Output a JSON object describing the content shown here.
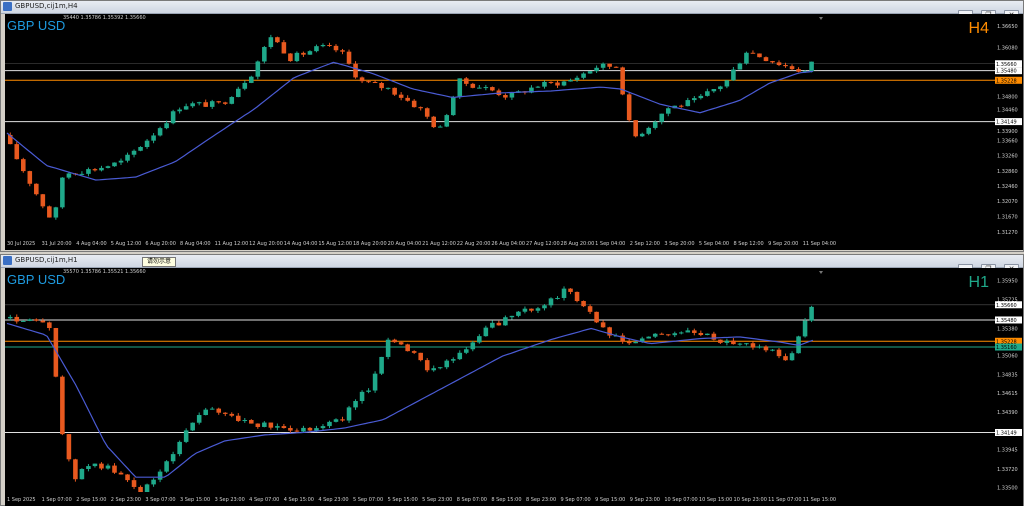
{
  "colors": {
    "bull": "#1fa98a",
    "bear": "#e8591f",
    "ma": "#4a5bd4",
    "hline": "#e0e0e0",
    "orange_line": "#ff8c00",
    "green_line": "#1fa98a",
    "tf_h4": "#ff8c00",
    "tf_h1": "#1fa98a"
  },
  "windows": {
    "h4": {
      "window_title": "GBPUSD,cij1m,H4",
      "symbol_label": "GBP USD",
      "ohlc_text": "35440 1.35786 1.35392 1.35660",
      "timeframe_label": "H4",
      "buttons": [
        "—",
        "❐",
        "✕"
      ]
    },
    "h1": {
      "window_title": "GBPUSD,cij1m,H1",
      "symbol_label": "GBP USD",
      "ohlc_text": "35570 1.35786 1.35521 1.35660",
      "timeframe_label": "H1",
      "tooltip_text": "请勿示意",
      "buttons": [
        "—",
        "❐",
        "✕"
      ]
    }
  },
  "chart_data": [
    {
      "type": "candlestick",
      "title": "GBPUSD,cij1m,H4",
      "ylim": [
        1.3116,
        1.3696
      ],
      "ytick_labels": [
        "1.36650",
        "1.36080",
        "1.35680",
        "1.35480",
        "1.35228",
        "1.34800",
        "1.34460",
        "1.34149",
        "1.33900",
        "1.33660",
        "1.33260",
        "1.32860",
        "1.32460",
        "1.32070",
        "1.31670",
        "1.31270"
      ],
      "ytick_values": [
        1.3665,
        1.3608,
        1.3568,
        1.3548,
        1.35228,
        1.348,
        1.3446,
        1.34149,
        1.339,
        1.3366,
        1.3326,
        1.3286,
        1.3246,
        1.3207,
        1.3167,
        1.3127
      ],
      "hlines": [
        {
          "value": 1.3548,
          "label": "1.35480",
          "color": "#e0e0e0"
        },
        {
          "value": 1.35228,
          "label": "1.35228",
          "color": "#ff8c00"
        },
        {
          "value": 1.34149,
          "label": "1.34149",
          "color": "#e0e0e0"
        }
      ],
      "price_tag": {
        "value": 1.3566,
        "label": "1.35660"
      },
      "xtick_labels": [
        "30 Jul 2025",
        "31 Jul 20:00",
        "4 Aug 04:00",
        "5 Aug 12:00",
        "6 Aug 20:00",
        "8 Aug 04:00",
        "11 Aug 12:00",
        "12 Aug 20:00",
        "14 Aug 04:00",
        "15 Aug 12:00",
        "18 Aug 20:00",
        "20 Aug 04:00",
        "21 Aug 12:00",
        "22 Aug 20:00",
        "26 Aug 04:00",
        "27 Aug 12:00",
        "28 Aug 20:00",
        "1 Sep 04:00",
        "2 Sep 12:00",
        "3 Sep 20:00",
        "5 Sep 04:00",
        "8 Sep 12:00",
        "9 Sep 20:00",
        "11 Sep 04:00"
      ],
      "ma_anchors": [
        [
          0,
          1.3385
        ],
        [
          0.04,
          1.33
        ],
        [
          0.09,
          1.3262
        ],
        [
          0.13,
          1.327
        ],
        [
          0.17,
          1.331
        ],
        [
          0.21,
          1.338
        ],
        [
          0.25,
          1.3448
        ],
        [
          0.29,
          1.353
        ],
        [
          0.33,
          1.357
        ],
        [
          0.37,
          1.354
        ],
        [
          0.41,
          1.35
        ],
        [
          0.45,
          1.3478
        ],
        [
          0.5,
          1.349
        ],
        [
          0.55,
          1.3495
        ],
        [
          0.6,
          1.3505
        ],
        [
          0.62,
          1.35
        ],
        [
          0.66,
          1.346
        ],
        [
          0.7,
          1.3438
        ],
        [
          0.74,
          1.347
        ],
        [
          0.77,
          1.3515
        ],
        [
          0.8,
          1.3542
        ],
        [
          0.814,
          1.3546
        ]
      ],
      "price_anchors": [
        [
          0,
          1.338
        ],
        [
          0.03,
          1.324
        ],
        [
          0.05,
          1.315
        ],
        [
          0.06,
          1.328
        ],
        [
          0.09,
          1.329
        ],
        [
          0.12,
          1.331
        ],
        [
          0.15,
          1.338
        ],
        [
          0.18,
          1.346
        ],
        [
          0.22,
          1.346
        ],
        [
          0.25,
          1.354
        ],
        [
          0.27,
          1.364
        ],
        [
          0.29,
          1.358
        ],
        [
          0.32,
          1.361
        ],
        [
          0.34,
          1.36
        ],
        [
          0.36,
          1.352
        ],
        [
          0.39,
          1.35
        ],
        [
          0.42,
          1.345
        ],
        [
          0.44,
          1.339
        ],
        [
          0.46,
          1.352
        ],
        [
          0.49,
          1.35
        ],
        [
          0.51,
          1.348
        ],
        [
          0.54,
          1.351
        ],
        [
          0.57,
          1.352
        ],
        [
          0.6,
          1.356
        ],
        [
          0.62,
          1.356
        ],
        [
          0.635,
          1.337
        ],
        [
          0.65,
          1.34
        ],
        [
          0.67,
          1.345
        ],
        [
          0.7,
          1.347
        ],
        [
          0.73,
          1.352
        ],
        [
          0.75,
          1.36
        ],
        [
          0.77,
          1.358
        ],
        [
          0.79,
          1.356
        ],
        [
          0.81,
          1.3545
        ],
        [
          0.816,
          1.3566
        ]
      ]
    },
    {
      "type": "candlestick",
      "title": "GBPUSD,cij1m,H1",
      "ylim": [
        1.33445,
        1.36095
      ],
      "ytick_labels": [
        "1.35950",
        "1.35725",
        "1.35480",
        "1.35380",
        "1.35228",
        "1.35060",
        "1.34835",
        "1.34615",
        "1.34390",
        "1.34149",
        "1.33945",
        "1.33720",
        "1.33500",
        "1.33275"
      ],
      "ytick_values": [
        1.3595,
        1.35725,
        1.3548,
        1.3538,
        1.35228,
        1.3506,
        1.34835,
        1.34615,
        1.3439,
        1.34149,
        1.33945,
        1.3372,
        1.335,
        1.33275
      ],
      "hlines": [
        {
          "value": 1.3548,
          "label": "1.35480",
          "color": "#e0e0e0"
        },
        {
          "value": 1.35228,
          "label": "1.35228",
          "color": "#ff8c00"
        },
        {
          "value": 1.3516,
          "label": "1.35160",
          "color": "#1fa98a"
        },
        {
          "value": 1.34149,
          "label": "1.34149",
          "color": "#e0e0e0"
        }
      ],
      "price_tag": {
        "value": 1.3566,
        "label": "1.35660"
      },
      "xtick_labels": [
        "1 Sep 2025",
        "1 Sep 07:00",
        "2 Sep 15:00",
        "2 Sep 23:00",
        "3 Sep 07:00",
        "3 Sep 15:00",
        "3 Sep 23:00",
        "4 Sep 07:00",
        "4 Sep 15:00",
        "4 Sep 23:00",
        "5 Sep 07:00",
        "5 Sep 15:00",
        "5 Sep 23:00",
        "8 Sep 07:00",
        "8 Sep 15:00",
        "8 Sep 23:00",
        "9 Sep 07:00",
        "9 Sep 15:00",
        "9 Sep 23:00",
        "10 Sep 07:00",
        "10 Sep 15:00",
        "10 Sep 23:00",
        "11 Sep 07:00",
        "11 Sep 15:00"
      ],
      "ma_anchors": [
        [
          0,
          1.3544
        ],
        [
          0.04,
          1.353
        ],
        [
          0.07,
          1.347
        ],
        [
          0.1,
          1.34
        ],
        [
          0.13,
          1.3362
        ],
        [
          0.16,
          1.3362
        ],
        [
          0.19,
          1.339
        ],
        [
          0.22,
          1.3405
        ],
        [
          0.26,
          1.3412
        ],
        [
          0.3,
          1.3415
        ],
        [
          0.34,
          1.342
        ],
        [
          0.38,
          1.343
        ],
        [
          0.42,
          1.3455
        ],
        [
          0.46,
          1.348
        ],
        [
          0.5,
          1.3505
        ],
        [
          0.55,
          1.3525
        ],
        [
          0.59,
          1.3538
        ],
        [
          0.62,
          1.3528
        ],
        [
          0.65,
          1.352
        ],
        [
          0.7,
          1.3526
        ],
        [
          0.74,
          1.3528
        ],
        [
          0.78,
          1.3522
        ],
        [
          0.8,
          1.3518
        ],
        [
          0.814,
          1.3524
        ]
      ],
      "price_anchors": [
        [
          0,
          1.355
        ],
        [
          0.03,
          1.3545
        ],
        [
          0.05,
          1.354
        ],
        [
          0.055,
          1.343
        ],
        [
          0.07,
          1.336
        ],
        [
          0.09,
          1.338
        ],
        [
          0.11,
          1.337
        ],
        [
          0.14,
          1.3345
        ],
        [
          0.16,
          1.337
        ],
        [
          0.18,
          1.341
        ],
        [
          0.2,
          1.344
        ],
        [
          0.22,
          1.344
        ],
        [
          0.25,
          1.3425
        ],
        [
          0.28,
          1.342
        ],
        [
          0.31,
          1.342
        ],
        [
          0.34,
          1.343
        ],
        [
          0.37,
          1.347
        ],
        [
          0.39,
          1.353
        ],
        [
          0.41,
          1.351
        ],
        [
          0.43,
          1.349
        ],
        [
          0.46,
          1.3505
        ],
        [
          0.49,
          1.354
        ],
        [
          0.52,
          1.3555
        ],
        [
          0.55,
          1.357
        ],
        [
          0.57,
          1.3585
        ],
        [
          0.59,
          1.356
        ],
        [
          0.61,
          1.353
        ],
        [
          0.63,
          1.352
        ],
        [
          0.66,
          1.353
        ],
        [
          0.69,
          1.3535
        ],
        [
          0.72,
          1.3525
        ],
        [
          0.75,
          1.352
        ],
        [
          0.78,
          1.351
        ],
        [
          0.795,
          1.35
        ],
        [
          0.805,
          1.354
        ],
        [
          0.816,
          1.3566
        ]
      ]
    }
  ]
}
----
Aim of the task
Search the entries for the word "GBPUSD" and gather every line where it appears.

Correct response
      "window_title": "GBPUSD,cij1m,H4",
      "window_title": "GBPUSD,cij1m,H1",
      "title": "GBPUSD,cij1m,H4",
      "title": "GBPUSD,cij1m,H1",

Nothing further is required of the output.